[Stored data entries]
# # # # #

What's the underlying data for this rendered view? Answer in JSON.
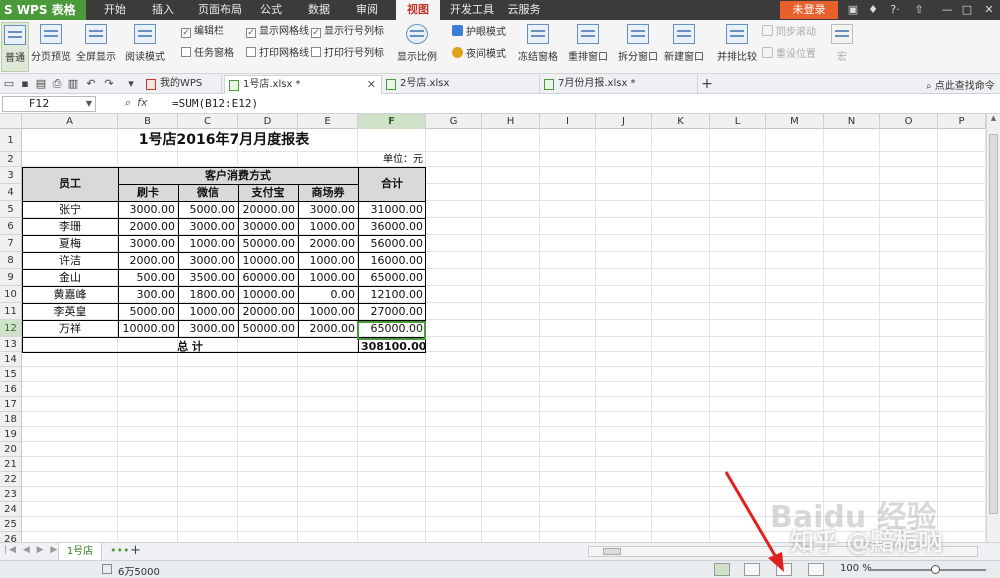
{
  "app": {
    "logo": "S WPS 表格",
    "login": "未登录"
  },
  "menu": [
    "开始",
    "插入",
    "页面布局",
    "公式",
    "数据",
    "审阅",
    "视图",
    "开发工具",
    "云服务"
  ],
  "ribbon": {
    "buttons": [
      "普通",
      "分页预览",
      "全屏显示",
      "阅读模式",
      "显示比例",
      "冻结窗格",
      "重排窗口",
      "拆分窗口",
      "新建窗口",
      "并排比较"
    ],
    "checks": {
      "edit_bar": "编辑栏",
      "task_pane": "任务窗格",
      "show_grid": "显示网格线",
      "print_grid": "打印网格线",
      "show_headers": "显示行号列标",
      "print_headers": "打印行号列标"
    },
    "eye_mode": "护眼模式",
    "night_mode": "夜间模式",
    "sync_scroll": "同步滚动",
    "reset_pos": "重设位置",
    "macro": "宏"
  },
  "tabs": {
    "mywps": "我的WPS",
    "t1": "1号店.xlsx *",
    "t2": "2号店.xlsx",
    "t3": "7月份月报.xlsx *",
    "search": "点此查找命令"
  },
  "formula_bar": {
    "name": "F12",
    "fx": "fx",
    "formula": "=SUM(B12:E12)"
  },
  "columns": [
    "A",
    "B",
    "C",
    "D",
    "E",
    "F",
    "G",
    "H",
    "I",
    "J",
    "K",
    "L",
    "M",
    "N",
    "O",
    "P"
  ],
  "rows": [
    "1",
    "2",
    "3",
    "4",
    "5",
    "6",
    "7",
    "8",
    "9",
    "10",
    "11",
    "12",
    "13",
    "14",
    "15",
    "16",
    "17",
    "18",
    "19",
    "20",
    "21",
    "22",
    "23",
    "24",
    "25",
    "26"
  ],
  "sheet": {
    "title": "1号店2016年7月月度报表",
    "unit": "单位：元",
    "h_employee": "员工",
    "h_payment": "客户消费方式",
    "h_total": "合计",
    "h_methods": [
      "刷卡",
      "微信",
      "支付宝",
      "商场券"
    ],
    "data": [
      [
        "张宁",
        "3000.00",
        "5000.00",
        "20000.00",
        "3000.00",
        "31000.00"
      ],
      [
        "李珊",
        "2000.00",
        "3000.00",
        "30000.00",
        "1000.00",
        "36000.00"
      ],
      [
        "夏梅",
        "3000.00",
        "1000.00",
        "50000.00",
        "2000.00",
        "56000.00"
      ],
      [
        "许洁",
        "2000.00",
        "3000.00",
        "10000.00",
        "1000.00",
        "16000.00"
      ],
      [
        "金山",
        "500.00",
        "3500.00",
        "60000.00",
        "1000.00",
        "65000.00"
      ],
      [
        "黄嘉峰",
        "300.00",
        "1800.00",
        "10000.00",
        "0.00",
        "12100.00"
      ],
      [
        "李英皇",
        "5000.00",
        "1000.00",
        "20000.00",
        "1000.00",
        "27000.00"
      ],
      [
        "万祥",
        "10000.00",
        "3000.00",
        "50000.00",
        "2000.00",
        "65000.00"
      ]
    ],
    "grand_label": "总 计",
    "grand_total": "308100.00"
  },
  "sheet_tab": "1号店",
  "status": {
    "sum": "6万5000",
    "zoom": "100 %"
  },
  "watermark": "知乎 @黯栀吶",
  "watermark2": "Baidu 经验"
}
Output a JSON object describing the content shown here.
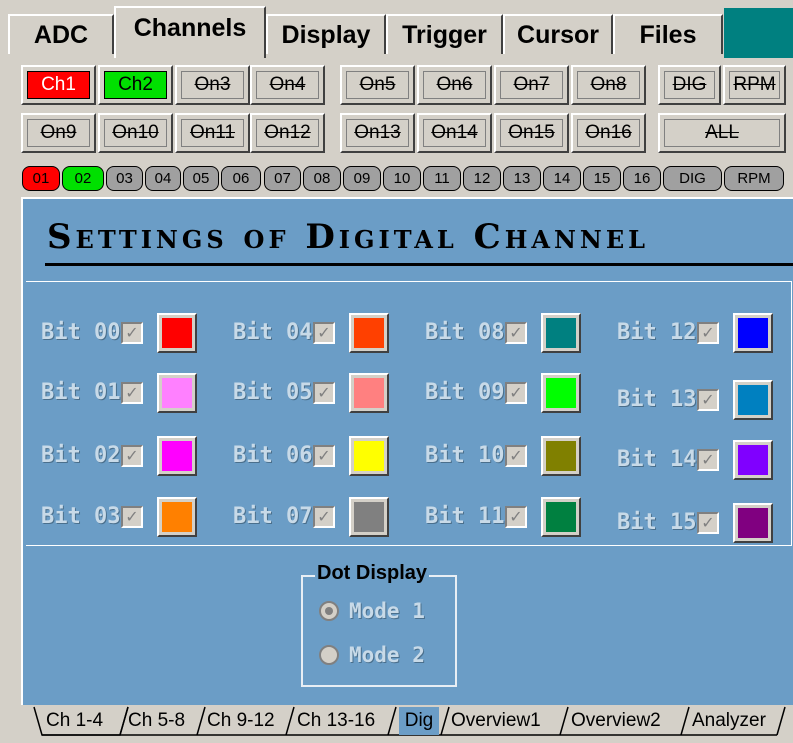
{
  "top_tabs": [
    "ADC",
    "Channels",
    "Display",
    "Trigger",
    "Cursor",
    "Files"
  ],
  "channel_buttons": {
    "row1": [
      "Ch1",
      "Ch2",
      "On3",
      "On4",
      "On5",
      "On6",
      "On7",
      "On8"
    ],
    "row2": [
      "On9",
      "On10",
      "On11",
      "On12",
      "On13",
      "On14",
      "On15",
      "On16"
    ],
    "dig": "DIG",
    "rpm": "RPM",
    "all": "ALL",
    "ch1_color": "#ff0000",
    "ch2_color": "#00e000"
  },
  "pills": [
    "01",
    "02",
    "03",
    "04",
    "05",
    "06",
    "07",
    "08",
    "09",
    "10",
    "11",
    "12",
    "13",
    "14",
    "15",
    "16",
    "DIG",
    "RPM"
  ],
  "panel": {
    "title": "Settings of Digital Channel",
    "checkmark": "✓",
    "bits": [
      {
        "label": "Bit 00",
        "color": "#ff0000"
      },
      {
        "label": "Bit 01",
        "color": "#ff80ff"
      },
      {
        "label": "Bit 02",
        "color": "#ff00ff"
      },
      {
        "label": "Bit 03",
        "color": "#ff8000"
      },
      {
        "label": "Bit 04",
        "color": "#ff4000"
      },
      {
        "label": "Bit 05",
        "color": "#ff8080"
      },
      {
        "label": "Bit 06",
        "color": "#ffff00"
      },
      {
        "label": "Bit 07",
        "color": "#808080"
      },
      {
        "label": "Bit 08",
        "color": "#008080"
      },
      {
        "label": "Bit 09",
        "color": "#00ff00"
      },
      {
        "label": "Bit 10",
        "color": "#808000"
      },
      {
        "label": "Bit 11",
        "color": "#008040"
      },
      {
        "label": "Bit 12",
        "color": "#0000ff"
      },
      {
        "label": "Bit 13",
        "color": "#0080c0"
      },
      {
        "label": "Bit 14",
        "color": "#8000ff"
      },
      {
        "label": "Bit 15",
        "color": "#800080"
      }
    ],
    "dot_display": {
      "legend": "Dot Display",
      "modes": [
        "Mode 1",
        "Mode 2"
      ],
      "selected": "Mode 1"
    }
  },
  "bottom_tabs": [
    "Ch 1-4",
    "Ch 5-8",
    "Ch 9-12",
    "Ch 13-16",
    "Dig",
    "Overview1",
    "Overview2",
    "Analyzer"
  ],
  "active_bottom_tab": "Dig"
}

# # # # #

Exercise goal. Without the pictures, transcribe the listing above exactly.

Exercise solution.
What's the underlying data for this rendered view? Answer in JSON.
{
  "app": {
    "logo": "S WPS 表格",
    "login": "未登录"
  },
  "menu": [
    "开始",
    "插入",
    "页面布局",
    "公式",
    "数据",
    "审阅",
    "视图",
    "开发工具",
    "云服务"
  ],
  "ribbon": {
    "buttons": [
      "普通",
      "分页预览",
      "全屏显示",
      "阅读模式",
      "显示比例",
      "冻结窗格",
      "重排窗口",
      "拆分窗口",
      "新建窗口",
      "并排比较"
    ],
    "checks": {
      "edit_bar": "编辑栏",
      "task_pane": "任务窗格",
      "show_grid": "显示网格线",
      "print_grid": "打印网格线",
      "show_headers": "显示行号列标",
      "print_headers": "打印行号列标"
    },
    "eye_mode": "护眼模式",
    "night_mode": "夜间模式",
    "sync_scroll": "同步滚动",
    "reset_pos": "重设位置",
    "macro": "宏"
  },
  "tabs": {
    "mywps": "我的WPS",
    "t1": "1号店.xlsx *",
    "t2": "2号店.xlsx",
    "t3": "7月份月报.xlsx *",
    "search": "点此查找命令"
  },
  "formula_bar": {
    "name": "F12",
    "fx": "fx",
    "formula": "=SUM(B12:E12)"
  },
  "columns": [
    "A",
    "B",
    "C",
    "D",
    "E",
    "F",
    "G",
    "H",
    "I",
    "J",
    "K",
    "L",
    "M",
    "N",
    "O",
    "P"
  ],
  "rows": [
    "1",
    "2",
    "3",
    "4",
    "5",
    "6",
    "7",
    "8",
    "9",
    "10",
    "11",
    "12",
    "13",
    "14",
    "15",
    "16",
    "17",
    "18",
    "19",
    "20",
    "21",
    "22",
    "23",
    "24",
    "25",
    "26"
  ],
  "sheet": {
    "title": "1号店2016年7月月度报表",
    "unit": "单位：元",
    "h_employee": "员工",
    "h_payment": "客户消费方式",
    "h_total": "合计",
    "h_methods": [
      "刷卡",
      "微信",
      "支付宝",
      "商场券"
    ],
    "data": [
      [
        "张宁",
        "3000.00",
        "5000.00",
        "20000.00",
        "3000.00",
        "31000.00"
      ],
      [
        "李珊",
        "2000.00",
        "3000.00",
        "30000.00",
        "1000.00",
        "36000.00"
      ],
      [
        "夏梅",
        "3000.00",
        "1000.00",
        "50000.00",
        "2000.00",
        "56000.00"
      ],
      [
        "许洁",
        "2000.00",
        "3000.00",
        "10000.00",
        "1000.00",
        "16000.00"
      ],
      [
        "金山",
        "500.00",
        "3500.00",
        "60000.00",
        "1000.00",
        "65000.00"
      ],
      [
        "黄嘉峰",
        "300.00",
        "1800.00",
        "10000.00",
        "0.00",
        "12100.00"
      ],
      [
        "李英皇",
        "5000.00",
        "1000.00",
        "20000.00",
        "1000.00",
        "27000.00"
      ],
      [
        "万祥",
        "10000.00",
        "3000.00",
        "50000.00",
        "2000.00",
        "65000.00"
      ]
    ],
    "grand_label": "总 计",
    "grand_total": "308100.00"
  },
  "sheet_tab": "1号店",
  "status": {
    "sum": "6万5000",
    "zoom": "100 %"
  },
  "watermark": "知乎 @黯栀吶",
  "watermark2": "Baidu 经验"
}
Output a JSON object describing the content shown here.
{
  "top_tabs": [
    "ADC",
    "Channels",
    "Display",
    "Trigger",
    "Cursor",
    "Files"
  ],
  "channel_buttons": {
    "row1": [
      "Ch1",
      "Ch2",
      "On3",
      "On4",
      "On5",
      "On6",
      "On7",
      "On8"
    ],
    "row2": [
      "On9",
      "On10",
      "On11",
      "On12",
      "On13",
      "On14",
      "On15",
      "On16"
    ],
    "dig": "DIG",
    "rpm": "RPM",
    "all": "ALL",
    "ch1_color": "#ff0000",
    "ch2_color": "#00e000"
  },
  "pills": [
    "01",
    "02",
    "03",
    "04",
    "05",
    "06",
    "07",
    "08",
    "09",
    "10",
    "11",
    "12",
    "13",
    "14",
    "15",
    "16",
    "DIG",
    "RPM"
  ],
  "panel": {
    "title": "Settings of Digital Channel",
    "checkmark": "✓",
    "bits": [
      {
        "label": "Bit 00",
        "color": "#ff0000"
      },
      {
        "label": "Bit 01",
        "color": "#ff80ff"
      },
      {
        "label": "Bit 02",
        "color": "#ff00ff"
      },
      {
        "label": "Bit 03",
        "color": "#ff8000"
      },
      {
        "label": "Bit 04",
        "color": "#ff4000"
      },
      {
        "label": "Bit 05",
        "color": "#ff8080"
      },
      {
        "label": "Bit 06",
        "color": "#ffff00"
      },
      {
        "label": "Bit 07",
        "color": "#808080"
      },
      {
        "label": "Bit 08",
        "color": "#008080"
      },
      {
        "label": "Bit 09",
        "color": "#00ff00"
      },
      {
        "label": "Bit 10",
        "color": "#808000"
      },
      {
        "label": "Bit 11",
        "color": "#008040"
      },
      {
        "label": "Bit 12",
        "color": "#0000ff"
      },
      {
        "label": "Bit 13",
        "color": "#0080c0"
      },
      {
        "label": "Bit 14",
        "color": "#8000ff"
      },
      {
        "label": "Bit 15",
        "color": "#800080"
      }
    ],
    "dot_display": {
      "legend": "Dot Display",
      "modes": [
        "Mode 1",
        "Mode 2"
      ],
      "selected": "Mode 1"
    }
  },
  "bottom_tabs": [
    "Ch 1-4",
    "Ch 5-8",
    "Ch 9-12",
    "Ch 13-16",
    "Dig",
    "Overview1",
    "Overview2",
    "Analyzer"
  ],
  "active_bottom_tab": "Dig"
}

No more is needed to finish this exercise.